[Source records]
— Begin —

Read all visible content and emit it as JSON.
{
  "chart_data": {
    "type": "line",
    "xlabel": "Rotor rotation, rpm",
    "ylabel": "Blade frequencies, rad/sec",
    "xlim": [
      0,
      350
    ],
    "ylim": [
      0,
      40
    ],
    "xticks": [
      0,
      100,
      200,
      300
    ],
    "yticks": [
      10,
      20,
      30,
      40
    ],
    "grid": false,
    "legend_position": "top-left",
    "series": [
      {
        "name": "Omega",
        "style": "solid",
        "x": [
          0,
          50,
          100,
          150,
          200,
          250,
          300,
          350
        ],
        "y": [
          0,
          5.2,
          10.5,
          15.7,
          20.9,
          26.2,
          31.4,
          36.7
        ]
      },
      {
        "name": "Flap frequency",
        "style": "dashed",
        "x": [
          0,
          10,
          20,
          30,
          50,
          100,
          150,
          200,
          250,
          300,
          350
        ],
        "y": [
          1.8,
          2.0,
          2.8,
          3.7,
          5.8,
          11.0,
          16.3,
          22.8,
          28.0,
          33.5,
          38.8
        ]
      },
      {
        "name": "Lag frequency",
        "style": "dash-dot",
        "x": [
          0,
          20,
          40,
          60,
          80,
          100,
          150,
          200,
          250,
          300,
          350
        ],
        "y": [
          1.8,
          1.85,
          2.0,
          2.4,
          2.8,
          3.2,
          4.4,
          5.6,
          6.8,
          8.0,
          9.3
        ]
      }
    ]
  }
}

— End —

**Job:**
Set out the complete listing exactly as shown.

**Solution:**
Read all visible content and emit it as JSON.
{
  "chart_data": {
    "type": "line",
    "xlabel": "Rotor rotation, rpm",
    "ylabel": "Blade frequencies, rad/sec",
    "xlim": [
      0,
      350
    ],
    "ylim": [
      0,
      40
    ],
    "xticks": [
      0,
      100,
      200,
      300
    ],
    "yticks": [
      10,
      20,
      30,
      40
    ],
    "grid": false,
    "legend_position": "top-left",
    "series": [
      {
        "name": "Omega",
        "style": "solid",
        "x": [
          0,
          50,
          100,
          150,
          200,
          250,
          300,
          350
        ],
        "y": [
          0,
          5.2,
          10.5,
          15.7,
          20.9,
          26.2,
          31.4,
          36.7
        ]
      },
      {
        "name": "Flap frequency",
        "style": "dashed",
        "x": [
          0,
          10,
          20,
          30,
          50,
          100,
          150,
          200,
          250,
          300,
          350
        ],
        "y": [
          1.8,
          2.0,
          2.8,
          3.7,
          5.8,
          11.0,
          16.3,
          22.8,
          28.0,
          33.5,
          38.8
        ]
      },
      {
        "name": "Lag frequency",
        "style": "dash-dot",
        "x": [
          0,
          20,
          40,
          60,
          80,
          100,
          150,
          200,
          250,
          300,
          350
        ],
        "y": [
          1.8,
          1.85,
          2.0,
          2.4,
          2.8,
          3.2,
          4.4,
          5.6,
          6.8,
          8.0,
          9.3
        ]
      }
    ]
  }
}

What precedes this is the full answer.